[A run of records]
%%

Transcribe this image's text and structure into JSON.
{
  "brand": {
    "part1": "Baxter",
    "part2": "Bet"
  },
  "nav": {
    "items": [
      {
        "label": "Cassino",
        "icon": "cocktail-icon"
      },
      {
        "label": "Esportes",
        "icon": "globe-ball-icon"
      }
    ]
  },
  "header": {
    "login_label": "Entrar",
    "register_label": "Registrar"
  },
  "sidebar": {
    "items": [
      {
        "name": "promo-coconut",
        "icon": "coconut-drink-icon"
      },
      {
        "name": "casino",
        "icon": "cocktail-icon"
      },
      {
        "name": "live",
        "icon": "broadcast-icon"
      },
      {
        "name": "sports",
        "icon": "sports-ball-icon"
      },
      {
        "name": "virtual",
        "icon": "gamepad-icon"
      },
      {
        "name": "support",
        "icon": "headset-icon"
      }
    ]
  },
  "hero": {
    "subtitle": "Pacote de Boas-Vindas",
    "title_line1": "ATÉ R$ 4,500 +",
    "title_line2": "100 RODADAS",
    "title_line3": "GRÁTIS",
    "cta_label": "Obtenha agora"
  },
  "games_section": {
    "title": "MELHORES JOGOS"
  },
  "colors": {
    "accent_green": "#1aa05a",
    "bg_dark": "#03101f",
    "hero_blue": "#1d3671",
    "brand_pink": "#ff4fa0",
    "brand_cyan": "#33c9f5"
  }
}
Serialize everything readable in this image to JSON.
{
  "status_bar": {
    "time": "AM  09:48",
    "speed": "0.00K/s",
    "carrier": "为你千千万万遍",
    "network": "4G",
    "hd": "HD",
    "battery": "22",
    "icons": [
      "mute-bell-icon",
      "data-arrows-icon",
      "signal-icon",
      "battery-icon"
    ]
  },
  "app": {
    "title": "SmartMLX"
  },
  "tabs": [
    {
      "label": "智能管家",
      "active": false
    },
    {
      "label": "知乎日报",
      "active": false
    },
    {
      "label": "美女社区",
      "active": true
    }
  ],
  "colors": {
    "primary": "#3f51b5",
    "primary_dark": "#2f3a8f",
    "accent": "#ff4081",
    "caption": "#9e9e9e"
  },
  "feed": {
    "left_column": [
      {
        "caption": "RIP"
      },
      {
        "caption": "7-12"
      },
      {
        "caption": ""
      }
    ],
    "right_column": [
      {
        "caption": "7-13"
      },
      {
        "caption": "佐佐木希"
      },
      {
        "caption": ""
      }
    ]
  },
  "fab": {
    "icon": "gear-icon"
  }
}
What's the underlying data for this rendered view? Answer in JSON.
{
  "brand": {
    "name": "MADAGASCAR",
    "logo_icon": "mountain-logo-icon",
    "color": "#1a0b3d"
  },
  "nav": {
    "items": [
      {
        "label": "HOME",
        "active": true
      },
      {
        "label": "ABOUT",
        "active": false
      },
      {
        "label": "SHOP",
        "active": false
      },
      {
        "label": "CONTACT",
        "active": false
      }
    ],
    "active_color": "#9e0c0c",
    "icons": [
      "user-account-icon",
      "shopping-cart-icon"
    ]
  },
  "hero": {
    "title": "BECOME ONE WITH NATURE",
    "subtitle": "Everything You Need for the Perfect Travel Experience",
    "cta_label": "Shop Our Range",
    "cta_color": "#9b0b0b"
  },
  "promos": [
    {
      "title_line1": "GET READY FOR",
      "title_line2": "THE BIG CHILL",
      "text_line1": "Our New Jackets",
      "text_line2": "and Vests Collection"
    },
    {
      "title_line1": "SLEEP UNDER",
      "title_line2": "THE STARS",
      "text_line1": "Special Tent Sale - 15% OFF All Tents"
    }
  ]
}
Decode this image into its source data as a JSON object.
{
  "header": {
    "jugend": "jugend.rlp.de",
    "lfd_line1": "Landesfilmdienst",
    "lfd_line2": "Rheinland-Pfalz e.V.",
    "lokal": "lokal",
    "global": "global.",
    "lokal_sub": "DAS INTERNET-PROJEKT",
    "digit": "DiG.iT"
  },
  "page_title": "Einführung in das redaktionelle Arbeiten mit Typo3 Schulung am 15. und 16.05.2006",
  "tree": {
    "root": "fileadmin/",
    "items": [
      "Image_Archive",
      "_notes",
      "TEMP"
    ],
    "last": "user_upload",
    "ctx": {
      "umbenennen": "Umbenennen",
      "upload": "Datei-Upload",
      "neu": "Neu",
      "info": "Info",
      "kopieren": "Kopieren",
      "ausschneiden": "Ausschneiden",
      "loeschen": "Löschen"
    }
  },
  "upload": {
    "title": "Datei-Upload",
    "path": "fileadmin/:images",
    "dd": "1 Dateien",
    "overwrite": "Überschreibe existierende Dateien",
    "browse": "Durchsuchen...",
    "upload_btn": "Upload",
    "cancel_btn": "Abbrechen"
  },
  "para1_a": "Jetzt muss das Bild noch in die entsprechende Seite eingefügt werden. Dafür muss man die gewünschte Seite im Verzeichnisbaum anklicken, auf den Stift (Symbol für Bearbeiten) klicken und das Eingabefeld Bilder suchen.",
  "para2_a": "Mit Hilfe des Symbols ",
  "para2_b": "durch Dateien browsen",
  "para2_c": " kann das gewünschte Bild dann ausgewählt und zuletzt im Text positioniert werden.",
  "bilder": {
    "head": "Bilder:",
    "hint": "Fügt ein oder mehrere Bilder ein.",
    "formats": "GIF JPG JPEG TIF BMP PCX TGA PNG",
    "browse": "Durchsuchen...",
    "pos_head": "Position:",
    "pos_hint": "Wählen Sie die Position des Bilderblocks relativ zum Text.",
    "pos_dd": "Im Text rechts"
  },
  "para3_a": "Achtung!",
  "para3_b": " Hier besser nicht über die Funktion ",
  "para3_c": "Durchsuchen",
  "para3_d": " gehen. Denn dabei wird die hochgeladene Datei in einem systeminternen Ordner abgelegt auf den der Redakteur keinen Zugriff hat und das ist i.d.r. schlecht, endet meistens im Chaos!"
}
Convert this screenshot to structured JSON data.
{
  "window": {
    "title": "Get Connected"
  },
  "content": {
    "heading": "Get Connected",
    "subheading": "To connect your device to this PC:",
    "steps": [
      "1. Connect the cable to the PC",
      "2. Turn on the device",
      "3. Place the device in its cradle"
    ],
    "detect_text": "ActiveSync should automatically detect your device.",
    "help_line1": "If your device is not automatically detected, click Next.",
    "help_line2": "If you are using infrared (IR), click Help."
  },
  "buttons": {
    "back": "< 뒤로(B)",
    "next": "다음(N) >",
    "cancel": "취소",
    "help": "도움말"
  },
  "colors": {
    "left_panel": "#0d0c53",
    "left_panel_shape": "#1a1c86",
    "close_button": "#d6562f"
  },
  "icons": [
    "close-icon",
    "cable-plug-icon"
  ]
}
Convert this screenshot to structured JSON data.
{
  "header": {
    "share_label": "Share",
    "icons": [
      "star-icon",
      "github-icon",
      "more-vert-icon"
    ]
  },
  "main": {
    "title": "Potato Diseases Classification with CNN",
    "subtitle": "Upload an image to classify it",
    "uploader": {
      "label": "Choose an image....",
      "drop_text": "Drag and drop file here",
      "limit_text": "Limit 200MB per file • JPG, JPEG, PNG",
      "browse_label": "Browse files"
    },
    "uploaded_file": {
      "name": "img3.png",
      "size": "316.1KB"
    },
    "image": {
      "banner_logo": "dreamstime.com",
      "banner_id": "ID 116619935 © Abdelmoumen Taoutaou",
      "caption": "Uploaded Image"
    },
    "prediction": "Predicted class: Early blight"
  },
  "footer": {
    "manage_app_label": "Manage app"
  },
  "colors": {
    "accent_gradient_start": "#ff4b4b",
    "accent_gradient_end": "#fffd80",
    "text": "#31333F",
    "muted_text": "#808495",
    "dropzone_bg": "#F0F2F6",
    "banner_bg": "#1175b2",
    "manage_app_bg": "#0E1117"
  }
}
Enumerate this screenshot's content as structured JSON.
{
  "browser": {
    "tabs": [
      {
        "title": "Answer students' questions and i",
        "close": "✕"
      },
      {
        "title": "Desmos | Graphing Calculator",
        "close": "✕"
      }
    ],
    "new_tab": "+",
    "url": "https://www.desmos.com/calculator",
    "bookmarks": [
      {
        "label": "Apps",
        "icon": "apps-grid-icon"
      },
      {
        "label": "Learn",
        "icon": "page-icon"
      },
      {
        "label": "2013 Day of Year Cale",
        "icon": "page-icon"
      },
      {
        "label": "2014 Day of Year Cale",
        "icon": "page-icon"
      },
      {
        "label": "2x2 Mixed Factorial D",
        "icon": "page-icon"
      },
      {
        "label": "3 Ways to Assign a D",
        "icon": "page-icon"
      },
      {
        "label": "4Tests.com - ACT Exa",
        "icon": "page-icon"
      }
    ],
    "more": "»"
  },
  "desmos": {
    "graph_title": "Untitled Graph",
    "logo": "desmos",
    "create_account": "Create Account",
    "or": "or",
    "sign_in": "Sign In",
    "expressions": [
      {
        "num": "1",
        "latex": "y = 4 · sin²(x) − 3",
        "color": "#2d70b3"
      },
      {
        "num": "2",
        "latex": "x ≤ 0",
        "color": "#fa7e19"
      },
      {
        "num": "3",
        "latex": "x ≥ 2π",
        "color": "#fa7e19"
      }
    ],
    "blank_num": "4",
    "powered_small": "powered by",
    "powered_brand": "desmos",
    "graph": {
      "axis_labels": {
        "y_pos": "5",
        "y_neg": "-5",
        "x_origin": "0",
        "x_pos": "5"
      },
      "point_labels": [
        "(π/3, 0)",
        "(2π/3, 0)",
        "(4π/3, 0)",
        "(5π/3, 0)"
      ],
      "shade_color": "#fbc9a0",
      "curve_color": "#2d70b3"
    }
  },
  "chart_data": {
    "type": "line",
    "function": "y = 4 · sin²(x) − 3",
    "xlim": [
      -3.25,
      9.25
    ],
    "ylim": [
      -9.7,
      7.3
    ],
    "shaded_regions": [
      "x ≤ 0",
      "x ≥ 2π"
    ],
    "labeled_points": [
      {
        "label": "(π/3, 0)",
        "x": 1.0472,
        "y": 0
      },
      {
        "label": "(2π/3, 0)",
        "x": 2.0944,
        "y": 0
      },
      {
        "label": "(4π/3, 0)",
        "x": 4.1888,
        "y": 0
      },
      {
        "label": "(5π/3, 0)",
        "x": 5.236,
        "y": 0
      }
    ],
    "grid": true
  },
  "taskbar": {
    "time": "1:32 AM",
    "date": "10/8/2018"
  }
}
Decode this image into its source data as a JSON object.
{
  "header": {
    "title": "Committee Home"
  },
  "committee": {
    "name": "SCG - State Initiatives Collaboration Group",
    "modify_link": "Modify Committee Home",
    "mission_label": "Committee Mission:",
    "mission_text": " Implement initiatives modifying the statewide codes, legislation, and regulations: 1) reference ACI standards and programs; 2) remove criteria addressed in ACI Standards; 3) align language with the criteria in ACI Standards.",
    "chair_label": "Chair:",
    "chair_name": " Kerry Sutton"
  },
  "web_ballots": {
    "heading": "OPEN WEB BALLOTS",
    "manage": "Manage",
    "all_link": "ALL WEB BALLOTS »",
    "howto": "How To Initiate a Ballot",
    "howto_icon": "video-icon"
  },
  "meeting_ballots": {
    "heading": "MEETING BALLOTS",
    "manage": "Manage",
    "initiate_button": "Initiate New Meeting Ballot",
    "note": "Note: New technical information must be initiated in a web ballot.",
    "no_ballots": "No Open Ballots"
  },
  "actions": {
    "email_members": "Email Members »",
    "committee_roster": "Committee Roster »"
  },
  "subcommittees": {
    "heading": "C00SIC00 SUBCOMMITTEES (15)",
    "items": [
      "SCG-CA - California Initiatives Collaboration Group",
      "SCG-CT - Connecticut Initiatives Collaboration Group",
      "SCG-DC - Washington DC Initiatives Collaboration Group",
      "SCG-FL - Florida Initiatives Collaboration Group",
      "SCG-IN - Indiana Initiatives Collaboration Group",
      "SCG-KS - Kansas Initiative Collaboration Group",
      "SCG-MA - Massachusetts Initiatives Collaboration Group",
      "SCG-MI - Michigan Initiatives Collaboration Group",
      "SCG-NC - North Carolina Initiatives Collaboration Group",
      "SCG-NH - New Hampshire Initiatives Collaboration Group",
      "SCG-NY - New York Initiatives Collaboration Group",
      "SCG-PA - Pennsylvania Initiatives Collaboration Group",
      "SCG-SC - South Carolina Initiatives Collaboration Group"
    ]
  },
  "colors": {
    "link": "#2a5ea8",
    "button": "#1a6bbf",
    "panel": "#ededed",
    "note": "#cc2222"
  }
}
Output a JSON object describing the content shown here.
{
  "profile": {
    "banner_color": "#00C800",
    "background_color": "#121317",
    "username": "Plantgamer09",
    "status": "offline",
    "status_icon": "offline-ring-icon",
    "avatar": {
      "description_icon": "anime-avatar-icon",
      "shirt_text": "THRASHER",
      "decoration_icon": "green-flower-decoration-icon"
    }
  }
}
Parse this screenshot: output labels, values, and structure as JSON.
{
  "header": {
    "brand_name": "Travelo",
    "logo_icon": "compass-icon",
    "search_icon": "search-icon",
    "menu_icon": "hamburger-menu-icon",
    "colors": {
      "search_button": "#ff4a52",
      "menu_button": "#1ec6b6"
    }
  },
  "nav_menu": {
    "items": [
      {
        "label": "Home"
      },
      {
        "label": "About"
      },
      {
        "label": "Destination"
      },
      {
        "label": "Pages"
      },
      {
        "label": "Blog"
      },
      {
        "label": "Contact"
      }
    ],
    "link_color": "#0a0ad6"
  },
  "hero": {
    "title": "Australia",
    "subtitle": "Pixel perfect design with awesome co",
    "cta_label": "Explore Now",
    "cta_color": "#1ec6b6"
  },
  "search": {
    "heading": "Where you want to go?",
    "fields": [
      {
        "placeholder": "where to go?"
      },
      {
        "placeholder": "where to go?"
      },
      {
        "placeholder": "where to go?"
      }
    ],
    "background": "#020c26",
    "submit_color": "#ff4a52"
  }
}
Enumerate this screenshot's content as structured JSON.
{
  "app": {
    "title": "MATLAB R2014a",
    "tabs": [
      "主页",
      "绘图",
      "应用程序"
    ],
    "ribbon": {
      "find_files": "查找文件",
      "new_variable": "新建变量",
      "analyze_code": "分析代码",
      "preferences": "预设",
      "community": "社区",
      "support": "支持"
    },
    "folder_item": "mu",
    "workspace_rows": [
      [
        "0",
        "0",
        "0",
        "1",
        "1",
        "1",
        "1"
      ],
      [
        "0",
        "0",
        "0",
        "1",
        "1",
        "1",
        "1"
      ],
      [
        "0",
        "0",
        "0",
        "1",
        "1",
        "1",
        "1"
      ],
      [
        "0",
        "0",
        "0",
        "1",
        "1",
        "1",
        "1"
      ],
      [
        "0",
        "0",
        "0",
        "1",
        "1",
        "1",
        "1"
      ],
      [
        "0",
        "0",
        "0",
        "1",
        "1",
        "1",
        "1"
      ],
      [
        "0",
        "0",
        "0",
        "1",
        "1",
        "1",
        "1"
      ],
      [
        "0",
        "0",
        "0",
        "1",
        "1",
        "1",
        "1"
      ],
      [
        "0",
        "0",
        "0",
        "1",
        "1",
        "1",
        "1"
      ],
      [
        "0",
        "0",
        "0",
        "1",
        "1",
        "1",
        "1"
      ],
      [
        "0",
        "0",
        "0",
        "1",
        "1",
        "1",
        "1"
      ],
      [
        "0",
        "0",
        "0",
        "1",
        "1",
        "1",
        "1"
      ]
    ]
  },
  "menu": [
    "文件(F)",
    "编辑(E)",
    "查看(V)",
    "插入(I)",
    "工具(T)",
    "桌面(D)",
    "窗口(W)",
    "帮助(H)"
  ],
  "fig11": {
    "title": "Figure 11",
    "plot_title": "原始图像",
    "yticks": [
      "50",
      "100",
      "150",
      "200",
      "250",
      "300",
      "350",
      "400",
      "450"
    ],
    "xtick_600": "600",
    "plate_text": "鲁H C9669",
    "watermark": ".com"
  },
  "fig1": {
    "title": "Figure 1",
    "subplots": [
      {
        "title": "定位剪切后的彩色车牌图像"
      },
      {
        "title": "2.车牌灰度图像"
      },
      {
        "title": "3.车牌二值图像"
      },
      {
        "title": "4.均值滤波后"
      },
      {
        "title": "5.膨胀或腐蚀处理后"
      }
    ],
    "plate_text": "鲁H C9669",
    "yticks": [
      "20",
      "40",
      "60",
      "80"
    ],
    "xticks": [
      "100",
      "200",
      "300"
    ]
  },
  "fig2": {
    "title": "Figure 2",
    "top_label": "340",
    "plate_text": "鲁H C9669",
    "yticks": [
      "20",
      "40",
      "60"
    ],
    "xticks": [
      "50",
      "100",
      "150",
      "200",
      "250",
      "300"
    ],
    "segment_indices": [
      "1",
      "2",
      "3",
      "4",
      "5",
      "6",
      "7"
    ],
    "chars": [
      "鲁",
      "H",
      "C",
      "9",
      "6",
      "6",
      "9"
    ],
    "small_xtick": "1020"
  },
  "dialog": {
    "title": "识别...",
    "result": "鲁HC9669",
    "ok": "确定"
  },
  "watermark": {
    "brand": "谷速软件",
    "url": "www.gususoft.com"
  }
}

%%

Which lines hold the word "your"? Return all of them from the records above.

    "subheading": "To connect your device to this PC:",
    "detect_text": "ActiveSync should automatically detect your device.",
    "help_line1": "If your device is not automatically detected, click Next.",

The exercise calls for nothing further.